Consignes -
**a.** Répondez aux questions suivantes à partir du texte sur la crise du coton.
(i) Quelle structure a engagé une stratégie de riposte ?
(ii) De quel pourcentage la production de coton fibre a-t-elle reculé au deuxième trimestre 2025 par rapport au premier trimestre ?
(iii) Combien de tonnes le Cameroun a-t-il produites sur l'ensemble du premier semestre ?
**b.** Prolongez le texte sur la crise du coton à la suite de sa dernière phrase.

Passage choisi -

>>>>>

Entre effondrement de la production, chute des recettes d’exportation et défis industriels, l’« or blanc », pilier de l’économie du Grand Nord, vacille. Dossier sur une crise multifactorielle et la stratégie de riposte engagée par la Sodecoton.
Le dernier rapport de conjoncture du ministère des Finances a l’effet d’une douche froide pour les acteurs de la filière. Au deuxième trimestre 2025, la production de coton fibre s’est littéralement écroulée, affichant un recul de 75,9 % par rapport au premier trimestre. Cette période, pourtant dévolue à la grande récolte et à l’activité intense des usines d’égrenage, a été marquée par un silence industriel inhabituel.
Sur l’ensemble du premier semestre, la tendance est tout aussi alarmante. Avec seulement 88 071 tonnes produites, le Cameroun enregistre une baisse de 28,1 % en glissement annuel. Le coupable est clairement identifié : un dérèglement climatique violent. Des inondations sans précédent ont submergé les bassins de production, noyant les semis et rendant les pistes rurales impraticables pour l’évacuation du coton vers les centres de traitement.

<<<<<

Données enregistrées -
>>>>>

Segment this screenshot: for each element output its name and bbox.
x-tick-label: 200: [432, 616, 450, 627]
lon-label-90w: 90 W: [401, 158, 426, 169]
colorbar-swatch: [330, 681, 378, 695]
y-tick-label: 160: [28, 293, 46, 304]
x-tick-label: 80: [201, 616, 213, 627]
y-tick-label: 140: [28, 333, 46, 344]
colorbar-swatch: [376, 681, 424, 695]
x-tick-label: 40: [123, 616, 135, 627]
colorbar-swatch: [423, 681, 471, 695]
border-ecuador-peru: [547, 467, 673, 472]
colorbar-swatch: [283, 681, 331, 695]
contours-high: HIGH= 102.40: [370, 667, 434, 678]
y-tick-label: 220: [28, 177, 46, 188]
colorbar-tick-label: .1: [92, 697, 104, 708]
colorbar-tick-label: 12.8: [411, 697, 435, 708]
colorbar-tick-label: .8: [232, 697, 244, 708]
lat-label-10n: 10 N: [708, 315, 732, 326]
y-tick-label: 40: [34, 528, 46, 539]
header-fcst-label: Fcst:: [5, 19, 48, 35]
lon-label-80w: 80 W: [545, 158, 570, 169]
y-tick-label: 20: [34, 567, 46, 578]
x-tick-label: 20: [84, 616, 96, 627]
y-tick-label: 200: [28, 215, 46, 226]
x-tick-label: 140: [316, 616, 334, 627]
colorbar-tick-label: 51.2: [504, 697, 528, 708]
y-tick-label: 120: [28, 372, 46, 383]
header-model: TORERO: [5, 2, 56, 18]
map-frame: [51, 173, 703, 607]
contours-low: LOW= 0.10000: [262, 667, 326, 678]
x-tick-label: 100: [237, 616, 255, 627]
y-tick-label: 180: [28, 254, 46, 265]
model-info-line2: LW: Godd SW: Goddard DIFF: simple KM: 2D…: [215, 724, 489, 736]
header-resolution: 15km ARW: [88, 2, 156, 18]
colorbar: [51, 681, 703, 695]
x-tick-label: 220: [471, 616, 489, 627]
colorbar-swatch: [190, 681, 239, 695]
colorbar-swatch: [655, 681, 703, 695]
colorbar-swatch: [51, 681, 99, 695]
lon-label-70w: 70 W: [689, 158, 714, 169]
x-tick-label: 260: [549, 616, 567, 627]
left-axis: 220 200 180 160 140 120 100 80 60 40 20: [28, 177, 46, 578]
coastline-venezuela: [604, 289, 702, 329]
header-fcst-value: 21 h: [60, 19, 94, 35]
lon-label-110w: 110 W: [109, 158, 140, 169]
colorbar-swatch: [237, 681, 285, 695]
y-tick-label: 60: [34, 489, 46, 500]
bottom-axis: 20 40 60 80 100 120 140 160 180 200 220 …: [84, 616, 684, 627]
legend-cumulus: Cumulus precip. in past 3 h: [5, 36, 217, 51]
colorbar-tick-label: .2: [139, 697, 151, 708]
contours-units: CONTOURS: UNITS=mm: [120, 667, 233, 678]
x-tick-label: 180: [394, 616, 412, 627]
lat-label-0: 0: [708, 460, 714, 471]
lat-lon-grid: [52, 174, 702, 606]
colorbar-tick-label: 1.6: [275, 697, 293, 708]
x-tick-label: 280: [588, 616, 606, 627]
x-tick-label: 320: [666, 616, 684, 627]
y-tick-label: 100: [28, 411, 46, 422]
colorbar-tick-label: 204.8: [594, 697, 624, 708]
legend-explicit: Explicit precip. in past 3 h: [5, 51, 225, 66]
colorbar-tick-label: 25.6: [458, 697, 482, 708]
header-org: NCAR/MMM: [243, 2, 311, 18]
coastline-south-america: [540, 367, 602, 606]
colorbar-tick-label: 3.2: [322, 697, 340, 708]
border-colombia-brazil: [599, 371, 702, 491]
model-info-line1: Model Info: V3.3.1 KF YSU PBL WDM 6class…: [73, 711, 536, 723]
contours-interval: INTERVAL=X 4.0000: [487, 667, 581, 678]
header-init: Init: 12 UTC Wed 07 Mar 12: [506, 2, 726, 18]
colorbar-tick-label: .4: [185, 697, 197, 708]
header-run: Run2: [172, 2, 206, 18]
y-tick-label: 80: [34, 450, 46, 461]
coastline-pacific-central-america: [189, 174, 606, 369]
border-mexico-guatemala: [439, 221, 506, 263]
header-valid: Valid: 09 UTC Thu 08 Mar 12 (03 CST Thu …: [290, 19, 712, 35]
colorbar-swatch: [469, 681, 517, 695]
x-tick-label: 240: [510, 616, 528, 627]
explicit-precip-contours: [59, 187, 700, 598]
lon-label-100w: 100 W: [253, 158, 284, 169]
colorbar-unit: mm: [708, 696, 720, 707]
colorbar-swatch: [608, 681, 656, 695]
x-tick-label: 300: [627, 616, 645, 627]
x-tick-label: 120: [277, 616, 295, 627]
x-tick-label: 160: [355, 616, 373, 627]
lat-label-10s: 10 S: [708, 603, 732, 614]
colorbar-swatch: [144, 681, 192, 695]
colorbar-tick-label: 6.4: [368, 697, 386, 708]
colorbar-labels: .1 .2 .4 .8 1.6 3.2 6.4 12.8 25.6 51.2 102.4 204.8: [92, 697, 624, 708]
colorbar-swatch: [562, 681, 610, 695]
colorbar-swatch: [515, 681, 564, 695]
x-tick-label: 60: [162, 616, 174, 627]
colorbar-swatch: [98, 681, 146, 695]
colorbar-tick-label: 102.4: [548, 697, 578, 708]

<<<<<

Corrigé -
**a.**
(i) La Sodecoton.
(ii) De 75,9 %.
(iii) 88 071 tonnes.

**b.**
Le malheur des producteurs camerounais ne s’arrête pas aux frontières nationales. Sur le marché mondial, le coton subit la loi d’une offre surabondante. Malgré un prix au kilogramme qui flirte avec les 957 FCFA ($1,72) fin juin 2025, la tendance annuelle affiche un recul de 9,5 %. Ce phénomène s’explique par la reprise spectaculaire de la production chez les géants comme le Brésil, les États-Unis et l’Australie, alors que la demande s’essouffle en Chine et dans l’Union européenne.
Pour le Cameroun, ce double choc — moins de coton à vendre et un prix de vente inférieur — a provoqué une saignée financière. Les recettes d’exportation sont passées de 101,9 milliards de FCFA au premier semestre 2024 à 82,8 milliards sur la même période en 2025, soit une perte sèche de 19 milliards de FCFA.
Face à l’urgence, la Société de développement du coton (Sodecoton) a décidé de ne plus subir. Un accord-cadre de cinq ans a été paraphé avec l’Observatoire national sur les changements climatiques (Onacc). Cette alliance stratégique vise à transformer le mode de production : Météo de précision : Fournir aux 250 000 planteurs des bulletins d’alerte précoce pour optimiser les calendriers de semis.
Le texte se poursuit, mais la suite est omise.